** Work required **
Locate each line of the material that contains "museum", then return it.

** Material to process **
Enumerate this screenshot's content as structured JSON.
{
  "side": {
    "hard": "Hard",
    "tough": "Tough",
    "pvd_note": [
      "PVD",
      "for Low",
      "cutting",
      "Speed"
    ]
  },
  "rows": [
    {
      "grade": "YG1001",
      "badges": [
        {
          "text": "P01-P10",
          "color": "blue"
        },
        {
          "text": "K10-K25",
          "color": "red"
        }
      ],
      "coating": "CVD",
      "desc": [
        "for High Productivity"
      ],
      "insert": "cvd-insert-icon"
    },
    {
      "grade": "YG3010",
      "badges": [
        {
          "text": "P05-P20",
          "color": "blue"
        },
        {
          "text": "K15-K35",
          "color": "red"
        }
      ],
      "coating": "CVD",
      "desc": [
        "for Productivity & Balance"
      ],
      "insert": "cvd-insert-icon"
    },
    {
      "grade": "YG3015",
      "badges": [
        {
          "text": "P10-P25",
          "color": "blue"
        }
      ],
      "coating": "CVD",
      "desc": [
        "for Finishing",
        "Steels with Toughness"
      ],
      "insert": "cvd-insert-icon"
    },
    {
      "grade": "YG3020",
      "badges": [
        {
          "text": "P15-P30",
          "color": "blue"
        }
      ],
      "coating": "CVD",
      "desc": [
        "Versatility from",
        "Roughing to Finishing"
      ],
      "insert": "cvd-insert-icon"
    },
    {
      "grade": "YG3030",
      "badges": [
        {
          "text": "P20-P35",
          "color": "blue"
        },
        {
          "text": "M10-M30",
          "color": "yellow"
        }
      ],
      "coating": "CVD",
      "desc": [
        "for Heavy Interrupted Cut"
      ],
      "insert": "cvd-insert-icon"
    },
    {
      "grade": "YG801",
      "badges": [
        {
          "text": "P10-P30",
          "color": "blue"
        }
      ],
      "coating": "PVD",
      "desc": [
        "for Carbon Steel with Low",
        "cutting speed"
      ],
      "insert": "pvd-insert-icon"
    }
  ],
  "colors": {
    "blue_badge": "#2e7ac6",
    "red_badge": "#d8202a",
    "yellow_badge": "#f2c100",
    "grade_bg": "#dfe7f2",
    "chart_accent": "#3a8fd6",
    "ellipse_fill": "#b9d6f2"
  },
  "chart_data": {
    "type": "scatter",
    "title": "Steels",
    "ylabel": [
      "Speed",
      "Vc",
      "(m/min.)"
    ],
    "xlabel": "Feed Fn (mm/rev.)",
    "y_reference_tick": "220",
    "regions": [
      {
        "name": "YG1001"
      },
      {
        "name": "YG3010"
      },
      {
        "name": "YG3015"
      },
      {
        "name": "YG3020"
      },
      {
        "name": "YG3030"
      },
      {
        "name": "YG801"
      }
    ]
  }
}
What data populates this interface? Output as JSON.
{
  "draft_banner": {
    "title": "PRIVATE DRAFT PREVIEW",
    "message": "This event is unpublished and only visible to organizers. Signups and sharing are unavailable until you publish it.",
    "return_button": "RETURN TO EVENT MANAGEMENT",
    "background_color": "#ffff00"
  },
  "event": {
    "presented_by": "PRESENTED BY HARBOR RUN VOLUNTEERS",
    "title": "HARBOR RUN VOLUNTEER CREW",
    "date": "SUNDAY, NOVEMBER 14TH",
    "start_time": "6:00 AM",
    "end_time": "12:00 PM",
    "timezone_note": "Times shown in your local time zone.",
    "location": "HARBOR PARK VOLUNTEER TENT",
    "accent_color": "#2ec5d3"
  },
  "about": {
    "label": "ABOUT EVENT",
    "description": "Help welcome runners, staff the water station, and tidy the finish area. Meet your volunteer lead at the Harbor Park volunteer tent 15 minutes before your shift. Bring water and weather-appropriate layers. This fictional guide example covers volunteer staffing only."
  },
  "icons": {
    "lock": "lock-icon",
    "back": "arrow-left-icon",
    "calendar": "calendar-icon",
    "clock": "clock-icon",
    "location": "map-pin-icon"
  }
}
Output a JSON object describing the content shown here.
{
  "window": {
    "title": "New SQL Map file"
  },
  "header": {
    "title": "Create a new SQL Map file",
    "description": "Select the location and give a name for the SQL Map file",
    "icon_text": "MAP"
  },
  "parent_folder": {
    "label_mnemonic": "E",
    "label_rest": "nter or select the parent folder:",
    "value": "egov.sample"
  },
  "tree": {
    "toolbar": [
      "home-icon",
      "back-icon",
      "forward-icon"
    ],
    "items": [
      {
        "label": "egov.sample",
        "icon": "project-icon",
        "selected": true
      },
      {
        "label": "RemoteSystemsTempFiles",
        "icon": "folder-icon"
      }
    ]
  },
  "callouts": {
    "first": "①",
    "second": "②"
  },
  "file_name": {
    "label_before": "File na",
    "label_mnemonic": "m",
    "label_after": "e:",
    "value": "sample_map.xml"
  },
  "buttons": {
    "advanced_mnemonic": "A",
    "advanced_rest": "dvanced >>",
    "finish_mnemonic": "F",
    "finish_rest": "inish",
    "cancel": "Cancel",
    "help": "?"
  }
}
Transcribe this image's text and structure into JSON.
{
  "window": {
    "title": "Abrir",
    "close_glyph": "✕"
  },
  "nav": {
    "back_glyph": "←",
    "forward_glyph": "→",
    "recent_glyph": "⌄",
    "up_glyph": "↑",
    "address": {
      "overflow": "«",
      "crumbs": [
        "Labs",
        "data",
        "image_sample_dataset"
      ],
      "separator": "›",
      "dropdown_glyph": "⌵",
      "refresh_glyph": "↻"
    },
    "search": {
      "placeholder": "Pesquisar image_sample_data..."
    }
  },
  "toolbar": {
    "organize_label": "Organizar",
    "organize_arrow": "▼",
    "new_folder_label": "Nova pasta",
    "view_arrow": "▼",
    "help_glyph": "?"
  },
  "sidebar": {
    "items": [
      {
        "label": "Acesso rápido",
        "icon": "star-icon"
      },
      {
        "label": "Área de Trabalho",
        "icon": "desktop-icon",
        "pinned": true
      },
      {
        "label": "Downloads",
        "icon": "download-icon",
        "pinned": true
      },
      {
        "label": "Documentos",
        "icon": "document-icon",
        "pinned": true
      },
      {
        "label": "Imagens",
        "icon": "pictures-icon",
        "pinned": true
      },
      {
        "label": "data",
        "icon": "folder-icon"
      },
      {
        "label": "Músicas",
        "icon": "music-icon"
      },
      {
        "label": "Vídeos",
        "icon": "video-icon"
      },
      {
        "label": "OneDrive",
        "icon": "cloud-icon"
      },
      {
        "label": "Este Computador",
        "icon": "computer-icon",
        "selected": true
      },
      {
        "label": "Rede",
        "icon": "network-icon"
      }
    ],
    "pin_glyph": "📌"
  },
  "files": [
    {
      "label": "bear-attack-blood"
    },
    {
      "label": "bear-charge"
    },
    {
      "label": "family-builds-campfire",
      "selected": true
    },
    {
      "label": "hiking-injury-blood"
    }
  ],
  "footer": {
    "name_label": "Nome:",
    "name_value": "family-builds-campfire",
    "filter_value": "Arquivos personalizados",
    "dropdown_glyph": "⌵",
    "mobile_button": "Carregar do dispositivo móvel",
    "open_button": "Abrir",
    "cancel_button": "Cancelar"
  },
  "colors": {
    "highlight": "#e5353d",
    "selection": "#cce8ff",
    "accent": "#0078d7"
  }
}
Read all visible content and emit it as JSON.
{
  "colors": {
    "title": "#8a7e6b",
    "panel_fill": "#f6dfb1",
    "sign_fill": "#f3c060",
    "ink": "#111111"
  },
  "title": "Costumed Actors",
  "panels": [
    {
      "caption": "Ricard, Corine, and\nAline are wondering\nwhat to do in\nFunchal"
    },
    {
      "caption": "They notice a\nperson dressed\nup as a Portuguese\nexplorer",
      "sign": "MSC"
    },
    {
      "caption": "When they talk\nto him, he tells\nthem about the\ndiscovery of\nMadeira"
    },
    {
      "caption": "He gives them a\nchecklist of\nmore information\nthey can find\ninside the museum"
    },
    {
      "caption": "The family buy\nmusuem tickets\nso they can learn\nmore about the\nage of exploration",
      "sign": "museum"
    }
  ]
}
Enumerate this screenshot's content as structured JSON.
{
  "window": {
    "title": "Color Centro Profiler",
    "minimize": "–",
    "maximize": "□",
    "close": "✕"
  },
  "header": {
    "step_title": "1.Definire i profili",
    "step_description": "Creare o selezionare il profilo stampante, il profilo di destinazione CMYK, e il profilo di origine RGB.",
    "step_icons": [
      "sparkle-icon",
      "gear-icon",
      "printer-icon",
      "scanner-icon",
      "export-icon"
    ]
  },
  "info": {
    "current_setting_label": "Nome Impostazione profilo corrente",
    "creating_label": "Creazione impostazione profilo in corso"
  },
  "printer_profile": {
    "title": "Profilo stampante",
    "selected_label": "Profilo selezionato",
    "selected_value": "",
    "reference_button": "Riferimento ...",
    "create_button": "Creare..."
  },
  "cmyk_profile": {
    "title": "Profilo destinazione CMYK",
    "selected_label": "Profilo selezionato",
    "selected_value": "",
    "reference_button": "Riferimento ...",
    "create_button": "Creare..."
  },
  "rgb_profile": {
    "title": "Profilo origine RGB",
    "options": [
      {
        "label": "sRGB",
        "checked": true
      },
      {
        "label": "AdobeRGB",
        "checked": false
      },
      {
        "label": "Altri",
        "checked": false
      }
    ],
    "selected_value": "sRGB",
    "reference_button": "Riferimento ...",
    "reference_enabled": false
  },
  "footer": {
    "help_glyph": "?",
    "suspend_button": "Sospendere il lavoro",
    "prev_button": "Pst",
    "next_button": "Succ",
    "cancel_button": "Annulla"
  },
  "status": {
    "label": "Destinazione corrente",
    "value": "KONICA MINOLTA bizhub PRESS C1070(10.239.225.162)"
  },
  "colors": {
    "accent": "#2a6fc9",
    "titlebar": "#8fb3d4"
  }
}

** Solution for this exercise **
      "caption": "He gives them a\nchecklist of\nmore information\nthey can find\ninside the museum"
      "sign": "museum"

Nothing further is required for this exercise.